### INSTRUCTIONS TO FOLLOW
Every line of the material below should be output exactly as written, with the images skipped.

### DATA EXTRACTS
----------------------------------------

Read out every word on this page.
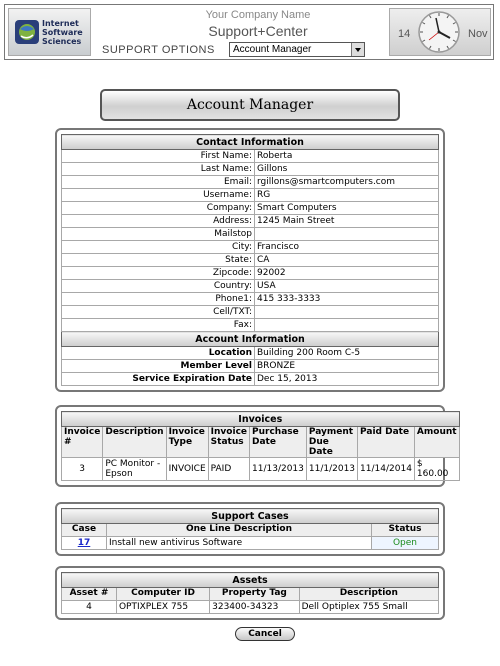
Internet
Software
Sciences
Your Company Name
Support+Center
SUPPORT OPTIONS Account Manager
14	Nov
Account Manager
Contact Information	
First Name:	Roberta
Last Name:	Gillons
Email:	rgillons@smartcomputers.com
Username:	RG
Company:	Smart Computers
Address:	1245 Main Street
Mailstop	
City:	Francisco
State:	CA
Zipcode:	92002
Country:	USA
Phone1:	415 333-3333
Cell/TXT:	
Fax:	
Account Information	
Location	Building 200 Room C-5
Member Level	BRONZE
Service Expiration Date	Dec 15, 2013
Invoices							
Invoice #	Description	Invoice Type	Invoice Status	Purchase Date	Payment Due Date	Paid Date	Amount
3	PC Monitor - Epson	INVOICE	PAID	11/13/2013	11/1/2013	11/14/2014	$ 160.00
Support Cases		
Case	One Line Description	Status
17	Install new antivirus Software	Open
Assets			
Asset #	Computer ID	Property Tag	Description
4	OPTIXPLEX 755	323400-34323	Dell Optiplex 755 Small
Cancel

----------------------------------------

### SOLUTION FOR THIS PROBLEM
Read out every word on this page.
Internet
Software
Sciences
Your Company Name
Support+Center
SUPPORT OPTIONS Account Manager
14	Nov
Account Manager
Contact Information	
First Name:	Roberta
Last Name:	Gillons
Email:	rgillons@smartcomputers.com
Username:	RG
Company:	Smart Computers
Address:	1245 Main Street
Mailstop	
City:	Francisco
State:	CA
Zipcode:	92002
Country:	USA
Phone1:	415 333-3333
Cell/TXT:	
Fax:	
Account Information	
Location	Building 200 Room C-5
Member Level	BRONZE
Service Expiration Date	Dec 15, 2013
Invoices							
Invoice #	Description	Invoice Type	Invoice Status	Purchase Date	Payment Due Date	Paid Date	Amount
3	PC Monitor - Epson	INVOICE	PAID	11/13/2013	11/1/2013	11/14/2014	$ 160.00
Support Cases		
Case	One Line Description	Status
17	Install new antivirus Software	Open
Assets			
Asset #	Computer ID	Property Tag	Description
4	OPTIXPLEX 755	323400-34323	Dell Optiplex 755 Small
Cancel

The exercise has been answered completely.